→ **TASK TO COMPLETE**:
Copy each line in which the string "landside" occurs.

[Figure collection entries]
>>>
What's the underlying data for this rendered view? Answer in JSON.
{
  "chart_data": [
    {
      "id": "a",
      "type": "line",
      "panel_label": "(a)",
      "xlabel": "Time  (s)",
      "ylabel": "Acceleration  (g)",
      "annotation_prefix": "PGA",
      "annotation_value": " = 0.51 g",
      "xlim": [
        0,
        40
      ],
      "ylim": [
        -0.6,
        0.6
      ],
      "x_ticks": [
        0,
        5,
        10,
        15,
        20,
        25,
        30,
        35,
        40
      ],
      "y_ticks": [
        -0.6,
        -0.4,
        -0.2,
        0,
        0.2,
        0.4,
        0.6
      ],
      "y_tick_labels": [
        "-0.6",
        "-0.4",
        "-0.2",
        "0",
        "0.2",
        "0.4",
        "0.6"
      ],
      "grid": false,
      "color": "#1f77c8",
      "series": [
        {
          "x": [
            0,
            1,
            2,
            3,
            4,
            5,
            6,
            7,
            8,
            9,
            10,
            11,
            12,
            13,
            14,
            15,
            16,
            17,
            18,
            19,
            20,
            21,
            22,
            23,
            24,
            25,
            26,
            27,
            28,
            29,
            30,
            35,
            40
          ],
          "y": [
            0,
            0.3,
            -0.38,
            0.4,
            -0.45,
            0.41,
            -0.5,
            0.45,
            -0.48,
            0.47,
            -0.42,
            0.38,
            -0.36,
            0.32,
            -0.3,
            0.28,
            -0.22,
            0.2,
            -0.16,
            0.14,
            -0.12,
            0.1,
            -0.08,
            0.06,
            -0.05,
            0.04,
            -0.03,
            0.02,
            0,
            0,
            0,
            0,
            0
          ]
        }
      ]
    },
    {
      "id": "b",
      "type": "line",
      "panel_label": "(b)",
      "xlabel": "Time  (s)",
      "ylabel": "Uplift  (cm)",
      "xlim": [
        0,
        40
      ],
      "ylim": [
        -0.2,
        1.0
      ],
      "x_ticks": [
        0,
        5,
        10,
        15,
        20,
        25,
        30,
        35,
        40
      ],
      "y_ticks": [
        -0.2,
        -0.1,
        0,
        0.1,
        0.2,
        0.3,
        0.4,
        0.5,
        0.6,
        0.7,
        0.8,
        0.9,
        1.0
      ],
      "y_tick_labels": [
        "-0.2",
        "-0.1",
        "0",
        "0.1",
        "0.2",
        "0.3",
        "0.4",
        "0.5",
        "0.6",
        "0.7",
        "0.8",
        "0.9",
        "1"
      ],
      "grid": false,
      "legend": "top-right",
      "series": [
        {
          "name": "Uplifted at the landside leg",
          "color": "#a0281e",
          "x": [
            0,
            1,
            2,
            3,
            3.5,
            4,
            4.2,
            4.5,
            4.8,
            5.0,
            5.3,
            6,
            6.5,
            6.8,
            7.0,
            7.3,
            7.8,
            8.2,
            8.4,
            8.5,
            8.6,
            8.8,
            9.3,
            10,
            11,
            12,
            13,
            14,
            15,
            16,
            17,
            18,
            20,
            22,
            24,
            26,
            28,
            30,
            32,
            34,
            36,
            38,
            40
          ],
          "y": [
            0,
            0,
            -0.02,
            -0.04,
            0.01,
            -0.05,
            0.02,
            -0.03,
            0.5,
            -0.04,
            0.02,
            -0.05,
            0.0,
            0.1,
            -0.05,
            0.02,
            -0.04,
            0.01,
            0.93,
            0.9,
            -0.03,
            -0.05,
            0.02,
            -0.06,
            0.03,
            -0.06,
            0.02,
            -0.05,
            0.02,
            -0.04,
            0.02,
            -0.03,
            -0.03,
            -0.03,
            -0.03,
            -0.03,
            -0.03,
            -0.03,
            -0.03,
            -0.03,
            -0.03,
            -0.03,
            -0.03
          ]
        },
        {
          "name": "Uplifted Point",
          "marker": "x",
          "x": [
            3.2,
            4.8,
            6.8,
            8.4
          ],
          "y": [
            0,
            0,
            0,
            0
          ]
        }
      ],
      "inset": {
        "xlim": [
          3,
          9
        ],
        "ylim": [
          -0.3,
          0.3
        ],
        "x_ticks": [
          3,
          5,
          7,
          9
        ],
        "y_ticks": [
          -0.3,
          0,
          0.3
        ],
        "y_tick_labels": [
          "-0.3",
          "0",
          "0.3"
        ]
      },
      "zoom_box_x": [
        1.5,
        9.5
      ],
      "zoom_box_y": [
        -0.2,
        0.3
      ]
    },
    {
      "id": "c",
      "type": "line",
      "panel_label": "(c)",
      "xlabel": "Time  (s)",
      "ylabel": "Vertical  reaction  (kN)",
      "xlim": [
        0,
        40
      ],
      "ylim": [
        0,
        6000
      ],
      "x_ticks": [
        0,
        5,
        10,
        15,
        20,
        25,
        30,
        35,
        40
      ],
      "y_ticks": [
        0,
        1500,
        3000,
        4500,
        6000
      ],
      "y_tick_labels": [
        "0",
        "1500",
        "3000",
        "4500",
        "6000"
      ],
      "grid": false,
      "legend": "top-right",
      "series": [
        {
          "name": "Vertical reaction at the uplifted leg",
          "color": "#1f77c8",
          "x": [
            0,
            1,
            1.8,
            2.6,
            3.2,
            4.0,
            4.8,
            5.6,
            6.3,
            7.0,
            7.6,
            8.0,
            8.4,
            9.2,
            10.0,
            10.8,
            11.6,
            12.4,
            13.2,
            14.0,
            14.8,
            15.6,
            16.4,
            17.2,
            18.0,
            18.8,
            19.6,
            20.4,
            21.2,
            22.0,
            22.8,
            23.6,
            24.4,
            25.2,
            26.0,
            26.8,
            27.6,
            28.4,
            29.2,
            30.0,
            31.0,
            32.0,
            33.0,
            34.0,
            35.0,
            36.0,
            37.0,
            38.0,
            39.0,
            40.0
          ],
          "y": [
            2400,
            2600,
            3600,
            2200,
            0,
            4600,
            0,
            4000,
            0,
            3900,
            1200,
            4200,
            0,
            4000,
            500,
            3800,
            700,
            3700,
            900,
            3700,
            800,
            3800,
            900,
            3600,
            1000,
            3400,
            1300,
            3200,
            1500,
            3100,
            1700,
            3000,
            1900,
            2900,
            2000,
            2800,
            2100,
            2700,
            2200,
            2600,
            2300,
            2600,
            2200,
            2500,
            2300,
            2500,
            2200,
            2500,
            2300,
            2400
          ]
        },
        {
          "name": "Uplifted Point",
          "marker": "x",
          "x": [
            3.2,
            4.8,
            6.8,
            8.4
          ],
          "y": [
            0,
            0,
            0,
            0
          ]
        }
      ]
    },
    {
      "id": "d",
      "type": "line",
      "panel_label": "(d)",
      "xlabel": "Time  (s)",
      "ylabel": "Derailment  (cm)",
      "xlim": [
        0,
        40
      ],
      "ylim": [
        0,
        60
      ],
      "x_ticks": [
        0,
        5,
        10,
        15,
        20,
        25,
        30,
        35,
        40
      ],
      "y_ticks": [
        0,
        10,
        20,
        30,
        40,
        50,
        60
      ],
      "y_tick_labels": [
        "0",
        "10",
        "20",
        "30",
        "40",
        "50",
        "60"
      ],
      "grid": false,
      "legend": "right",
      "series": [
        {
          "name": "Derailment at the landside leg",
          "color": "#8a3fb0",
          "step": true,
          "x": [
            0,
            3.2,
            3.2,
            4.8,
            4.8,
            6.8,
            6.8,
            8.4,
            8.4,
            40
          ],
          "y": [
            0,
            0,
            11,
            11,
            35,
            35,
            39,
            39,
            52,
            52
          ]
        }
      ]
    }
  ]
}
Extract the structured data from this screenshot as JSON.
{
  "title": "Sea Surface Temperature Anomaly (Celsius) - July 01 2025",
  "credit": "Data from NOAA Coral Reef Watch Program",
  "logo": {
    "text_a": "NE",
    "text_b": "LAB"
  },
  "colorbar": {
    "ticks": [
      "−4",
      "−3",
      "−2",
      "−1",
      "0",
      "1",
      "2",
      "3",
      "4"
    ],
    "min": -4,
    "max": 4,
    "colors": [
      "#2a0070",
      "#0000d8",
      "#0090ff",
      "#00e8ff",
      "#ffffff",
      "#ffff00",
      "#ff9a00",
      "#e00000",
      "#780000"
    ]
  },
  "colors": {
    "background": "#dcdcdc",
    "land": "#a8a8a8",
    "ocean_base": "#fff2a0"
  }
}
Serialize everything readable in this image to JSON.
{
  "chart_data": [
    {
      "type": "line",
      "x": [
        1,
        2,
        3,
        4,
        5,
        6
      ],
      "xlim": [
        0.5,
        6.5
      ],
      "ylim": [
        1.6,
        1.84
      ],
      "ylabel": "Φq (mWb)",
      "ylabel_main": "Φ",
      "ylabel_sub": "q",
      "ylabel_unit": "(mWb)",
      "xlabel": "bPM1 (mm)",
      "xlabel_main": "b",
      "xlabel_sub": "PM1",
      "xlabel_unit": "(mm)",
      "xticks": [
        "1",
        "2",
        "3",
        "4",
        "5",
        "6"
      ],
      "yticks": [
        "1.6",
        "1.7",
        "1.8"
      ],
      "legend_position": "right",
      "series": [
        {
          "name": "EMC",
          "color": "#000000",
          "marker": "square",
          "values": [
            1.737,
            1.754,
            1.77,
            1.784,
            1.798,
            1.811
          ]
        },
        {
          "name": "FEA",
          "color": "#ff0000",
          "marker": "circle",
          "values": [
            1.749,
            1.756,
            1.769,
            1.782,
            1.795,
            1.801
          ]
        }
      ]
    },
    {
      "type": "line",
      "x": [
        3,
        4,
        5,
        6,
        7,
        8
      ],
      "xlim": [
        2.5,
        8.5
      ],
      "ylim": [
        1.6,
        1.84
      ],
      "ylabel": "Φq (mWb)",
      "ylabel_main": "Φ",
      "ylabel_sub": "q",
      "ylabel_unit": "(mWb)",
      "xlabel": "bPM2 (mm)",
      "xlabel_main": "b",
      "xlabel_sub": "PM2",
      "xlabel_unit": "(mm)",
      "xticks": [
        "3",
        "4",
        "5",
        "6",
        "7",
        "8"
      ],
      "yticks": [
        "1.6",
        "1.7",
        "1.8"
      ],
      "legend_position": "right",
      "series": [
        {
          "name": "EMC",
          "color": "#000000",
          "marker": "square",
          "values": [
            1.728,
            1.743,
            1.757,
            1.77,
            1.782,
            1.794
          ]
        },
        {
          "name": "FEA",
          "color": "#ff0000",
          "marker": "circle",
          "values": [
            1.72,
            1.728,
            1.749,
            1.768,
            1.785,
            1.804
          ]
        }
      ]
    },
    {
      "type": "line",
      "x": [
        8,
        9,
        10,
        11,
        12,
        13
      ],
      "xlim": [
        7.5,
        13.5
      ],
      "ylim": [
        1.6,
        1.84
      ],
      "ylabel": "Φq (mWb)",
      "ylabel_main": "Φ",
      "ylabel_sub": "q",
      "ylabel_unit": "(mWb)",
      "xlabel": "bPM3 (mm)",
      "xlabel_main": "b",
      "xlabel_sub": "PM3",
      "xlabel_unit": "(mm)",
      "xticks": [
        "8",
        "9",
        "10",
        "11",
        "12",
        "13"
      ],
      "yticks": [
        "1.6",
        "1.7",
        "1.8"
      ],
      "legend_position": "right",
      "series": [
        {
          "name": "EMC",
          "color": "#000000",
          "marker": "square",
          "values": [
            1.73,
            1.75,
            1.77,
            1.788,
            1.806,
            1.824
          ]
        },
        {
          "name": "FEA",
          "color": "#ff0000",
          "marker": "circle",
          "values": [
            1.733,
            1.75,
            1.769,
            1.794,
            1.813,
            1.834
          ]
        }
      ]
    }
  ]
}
<<<
→ **WRITTEN RESPONSE**:
          "name": "Uplifted at the landside leg",
          "name": "Derailment at the landside leg",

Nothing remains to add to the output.